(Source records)

····················

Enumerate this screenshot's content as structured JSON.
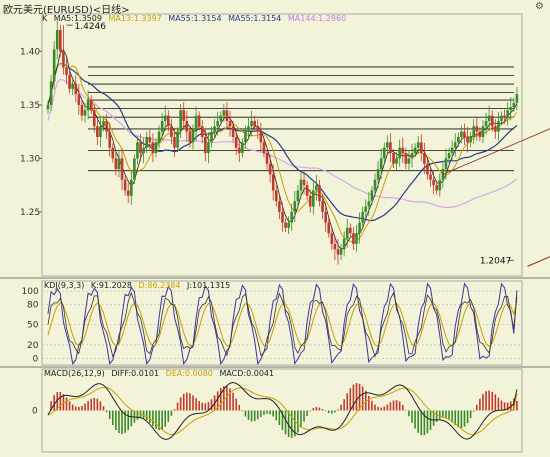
{
  "window": {
    "title": "欧元美元(EURUSD)<日线>"
  },
  "price_panel": {
    "k_label": "K",
    "ma": [
      {
        "label": "MA5:1.3509",
        "color": "#222222"
      },
      {
        "label": "MA13:1.3397",
        "color": "#c8a000"
      },
      {
        "label": "MA55:1.3154",
        "color": "#333333"
      },
      {
        "label": "MA55:1.3154",
        "color": "#333333"
      },
      {
        "label": "MA144:1.2860",
        "color": "#c080e0"
      }
    ],
    "high_label": "1.4246",
    "low_label": "1.2047"
  },
  "kdj_panel": {
    "labels": [
      {
        "text": "KDJ(9,3,3)",
        "color": "#222222"
      },
      {
        "text": "K:91.2028",
        "color": "#222222"
      },
      {
        "text": "D:86.2384",
        "color": "#c8a000"
      },
      {
        "text": "J:101.1315",
        "color": "#222222"
      }
    ]
  },
  "macd_panel": {
    "labels": [
      {
        "text": "MACD(26,12,9)",
        "color": "#222222"
      },
      {
        "text": "DIFF:0.0101",
        "color": "#222222"
      },
      {
        "text": "DEA:0.0080",
        "color": "#c8a000"
      },
      {
        "text": "MACD:0.0041",
        "color": "#222222"
      }
    ]
  },
  "colors": {
    "background": "#f3f3d9",
    "bull": "#3a8a2a",
    "bear": "#c0392b",
    "ma5": "#222222",
    "ma13": "#c8a000",
    "ma55": "#283a8a",
    "ma144": "#d8a8e8",
    "kline": "#4030a0",
    "dline": "#c8a000",
    "jline": "#333333"
  },
  "chart_data": [
    {
      "type": "candlestick",
      "title": "欧元美元(EURUSD)<日线>",
      "ylim": [
        1.19,
        1.435
      ],
      "yticks": [
        1.25,
        1.3,
        1.35,
        1.4
      ],
      "yticklabels": [
        "1.25",
        "1.30",
        "1.35",
        "1.40"
      ],
      "annotations": [
        {
          "text": "1.4246",
          "x": 6,
          "y": 1.4246
        },
        {
          "text": "1.2047",
          "x": 151,
          "y": 1.2047
        }
      ],
      "horizontal_levels": [
        1.3855,
        1.3775,
        1.3695,
        1.3615,
        1.3545,
        1.3465,
        1.3385,
        1.3275,
        1.3075,
        1.2885
      ],
      "trendline": {
        "x": [
          160,
          275
        ],
        "y": [
          1.2047,
          1.346
        ]
      },
      "series": [
        {
          "name": "MA5",
          "value": 1.3509
        },
        {
          "name": "MA13",
          "value": 1.3397
        },
        {
          "name": "MA55",
          "value": 1.3154
        },
        {
          "name": "MA144",
          "value": 1.286
        }
      ],
      "closes": [
        1.35,
        1.372,
        1.402,
        1.42,
        1.4,
        1.385,
        1.378,
        1.365,
        1.37,
        1.36,
        1.35,
        1.34,
        1.345,
        1.355,
        1.345,
        1.33,
        1.32,
        1.33,
        1.335,
        1.325,
        1.31,
        1.3,
        1.29,
        1.3,
        1.28,
        1.27,
        1.265,
        1.28,
        1.3,
        1.315,
        1.305,
        1.31,
        1.32,
        1.315,
        1.305,
        1.315,
        1.325,
        1.335,
        1.34,
        1.33,
        1.32,
        1.31,
        1.325,
        1.345,
        1.335,
        1.325,
        1.315,
        1.325,
        1.34,
        1.33,
        1.32,
        1.305,
        1.315,
        1.325,
        1.33,
        1.335,
        1.34,
        1.345,
        1.335,
        1.33,
        1.32,
        1.31,
        1.305,
        1.315,
        1.325,
        1.33,
        1.335,
        1.33,
        1.325,
        1.315,
        1.305,
        1.295,
        1.285,
        1.27,
        1.26,
        1.25,
        1.24,
        1.235,
        1.24,
        1.25,
        1.26,
        1.27,
        1.28,
        1.275,
        1.265,
        1.255,
        1.27,
        1.275,
        1.26,
        1.25,
        1.24,
        1.23,
        1.22,
        1.215,
        1.21,
        1.215,
        1.225,
        1.235,
        1.23,
        1.22,
        1.23,
        1.24,
        1.25,
        1.255,
        1.26,
        1.27,
        1.28,
        1.29,
        1.3,
        1.31,
        1.315,
        1.305,
        1.295,
        1.3,
        1.31,
        1.305,
        1.295,
        1.3,
        1.305,
        1.31,
        1.315,
        1.305,
        1.295,
        1.285,
        1.28,
        1.275,
        1.27,
        1.28,
        1.29,
        1.3,
        1.305,
        1.31,
        1.315,
        1.32,
        1.325,
        1.32,
        1.315,
        1.32,
        1.33,
        1.325,
        1.32,
        1.33,
        1.335,
        1.34,
        1.33,
        1.325,
        1.335,
        1.34,
        1.338,
        1.345,
        1.348,
        1.352,
        1.36
      ]
    },
    {
      "type": "line",
      "title": "KDJ(9,3,3)",
      "ylim": [
        -10,
        115
      ],
      "yticks": [
        0,
        20,
        50,
        80,
        100
      ],
      "yticklabels": [
        "0",
        "20",
        "50",
        "80",
        "100"
      ],
      "series": [
        {
          "name": "K",
          "value": 91.2028
        },
        {
          "name": "D",
          "value": 86.2384
        },
        {
          "name": "J",
          "value": 101.1315
        }
      ]
    },
    {
      "type": "bar",
      "title": "MACD(26,12,9)",
      "ylim": [
        -0.02,
        0.02
      ],
      "yticks": [
        0
      ],
      "yticklabels": [
        "0"
      ],
      "series": [
        {
          "name": "DIFF",
          "value": 0.0101
        },
        {
          "name": "DEA",
          "value": 0.008
        },
        {
          "name": "MACD",
          "value": 0.0041
        }
      ]
    }
  ]
}
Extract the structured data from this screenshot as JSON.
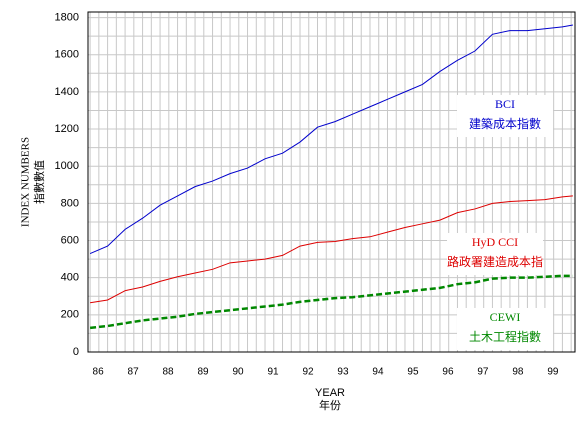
{
  "chart_data": {
    "type": "line",
    "y_label": [
      "INDEX NUMBERS",
      "指數數值"
    ],
    "x_label": [
      "YEAR",
      "年份"
    ],
    "x": [
      86,
      86.5,
      87,
      87.5,
      88,
      88.5,
      89,
      89.5,
      90,
      90.5,
      91,
      91.5,
      92,
      92.5,
      93,
      93.5,
      94,
      94.5,
      95,
      95.5,
      96,
      96.5,
      97,
      97.5,
      98,
      98.5,
      99,
      99.5,
      99.8
    ],
    "series": [
      {
        "name": "BCI",
        "name_zh": "建築成本指數",
        "color": "#0000cc",
        "dashed": false,
        "values": [
          530,
          570,
          660,
          720,
          790,
          840,
          890,
          920,
          960,
          990,
          1040,
          1070,
          1130,
          1210,
          1240,
          1280,
          1320,
          1360,
          1400,
          1440,
          1510,
          1570,
          1620,
          1710,
          1730,
          1730,
          1740,
          1750,
          1760
        ]
      },
      {
        "name": "HyD CCI",
        "name_zh": "路政署建造成本指",
        "color": "#dd0000",
        "dashed": false,
        "values": [
          265,
          280,
          330,
          350,
          380,
          405,
          425,
          445,
          480,
          490,
          500,
          520,
          570,
          590,
          595,
          610,
          620,
          645,
          670,
          690,
          710,
          750,
          770,
          800,
          810,
          815,
          820,
          835,
          840
        ]
      },
      {
        "name": "CEWI",
        "name_zh": "土木工程指數",
        "color": "#008800",
        "dashed": true,
        "values": [
          130,
          140,
          155,
          170,
          180,
          190,
          205,
          215,
          225,
          235,
          245,
          255,
          270,
          280,
          290,
          295,
          305,
          315,
          325,
          335,
          345,
          365,
          375,
          395,
          400,
          400,
          405,
          410,
          410
        ]
      }
    ],
    "xlim": [
      85.94,
      99.86
    ],
    "ylim": [
      0,
      1830
    ],
    "xticks": [
      86,
      87,
      88,
      89,
      90,
      91,
      92,
      93,
      94,
      95,
      96,
      97,
      98,
      99
    ],
    "yticks": [
      0,
      200,
      400,
      600,
      800,
      1000,
      1200,
      1400,
      1600,
      1800
    ],
    "grid": true,
    "minor_grid": true
  }
}
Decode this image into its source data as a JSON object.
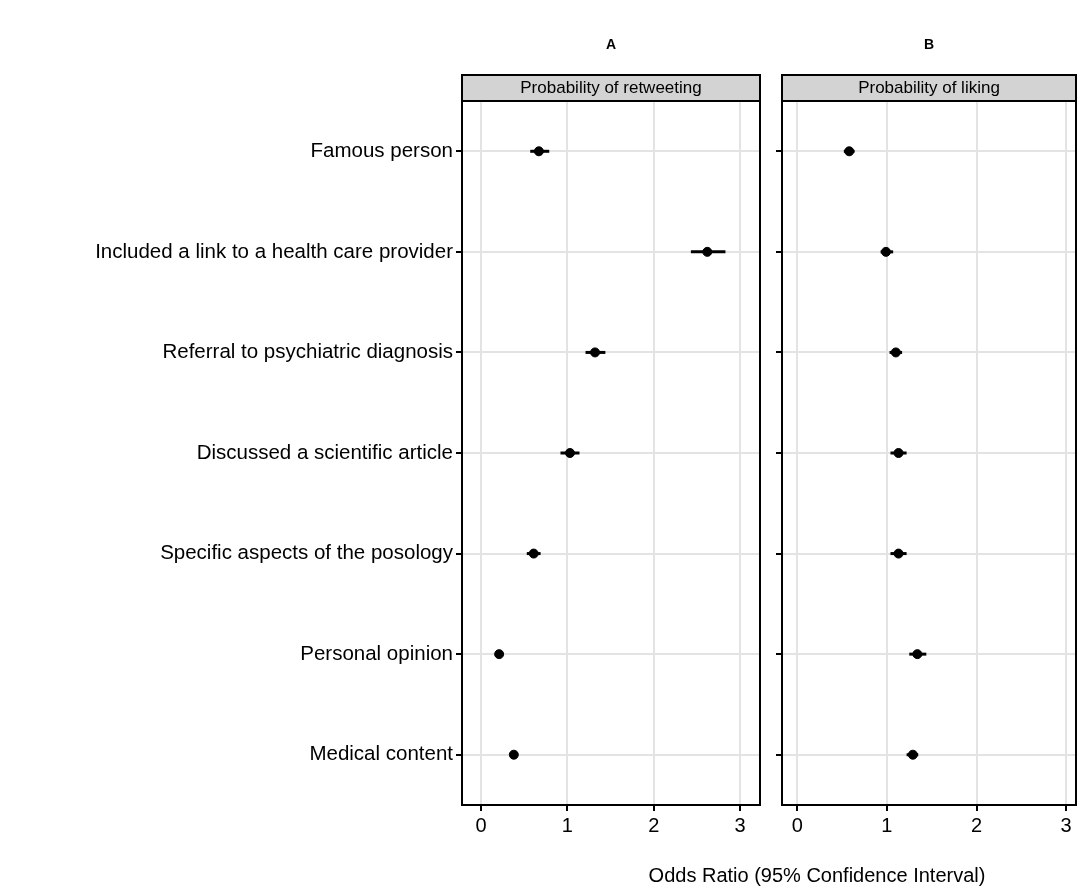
{
  "chart_data": [
    {
      "type": "scatter",
      "title": "A",
      "subtitle": "Probability of retweeting",
      "orientation": "horizontal",
      "categories": [
        "Famous person",
        "Included a link to a health care provider",
        "Referral to psychiatric diagnosis",
        "Discussed a scientific article",
        "Specific aspects of the posology",
        "Personal opinion",
        "Medical content"
      ],
      "series": [
        {
          "color": "#000000",
          "values": [
            0.67,
            2.62,
            1.32,
            1.03,
            0.61,
            0.21,
            0.38
          ],
          "errors": [
            [
              0.57,
              0.79
            ],
            [
              2.43,
              2.83
            ],
            [
              1.21,
              1.44
            ],
            [
              0.92,
              1.14
            ],
            [
              0.53,
              0.69
            ],
            [
              0.19,
              0.23
            ],
            [
              0.36,
              0.4
            ]
          ]
        }
      ],
      "xlim": [
        -0.22,
        3.23
      ],
      "xticks": [
        0,
        1,
        2,
        3
      ],
      "grid": true,
      "marker": "circle"
    },
    {
      "type": "scatter",
      "title": "B",
      "subtitle": "Probability of liking",
      "orientation": "horizontal",
      "xlabel": "Odds Ratio (95% Confidence Interval)",
      "tick_labels": "x",
      "categories": [
        null,
        null,
        null,
        null,
        null,
        null,
        null
      ],
      "series": [
        {
          "color": "#000000",
          "values": [
            0.58,
            0.99,
            1.1,
            1.13,
            1.13,
            1.34,
            1.29
          ],
          "errors": [
            [
              0.52,
              0.64
            ],
            [
              0.93,
              1.07
            ],
            [
              1.03,
              1.17
            ],
            [
              1.04,
              1.22
            ],
            [
              1.04,
              1.22
            ],
            [
              1.25,
              1.44
            ],
            [
              1.22,
              1.35
            ]
          ]
        }
      ],
      "xlim": [
        -0.17,
        3.11
      ],
      "xticks": [
        0,
        1,
        2,
        3
      ],
      "grid": true,
      "marker": "circle"
    }
  ]
}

····················

■ Exercise description ■
Copy out each line of the data where the string "type" appears.

■ Answer in full ■
      "type": "candlestick",
      "type": "line",
      "type": "bar",
    "type": "line",
      "type": "scatter",
      "type": "scatter",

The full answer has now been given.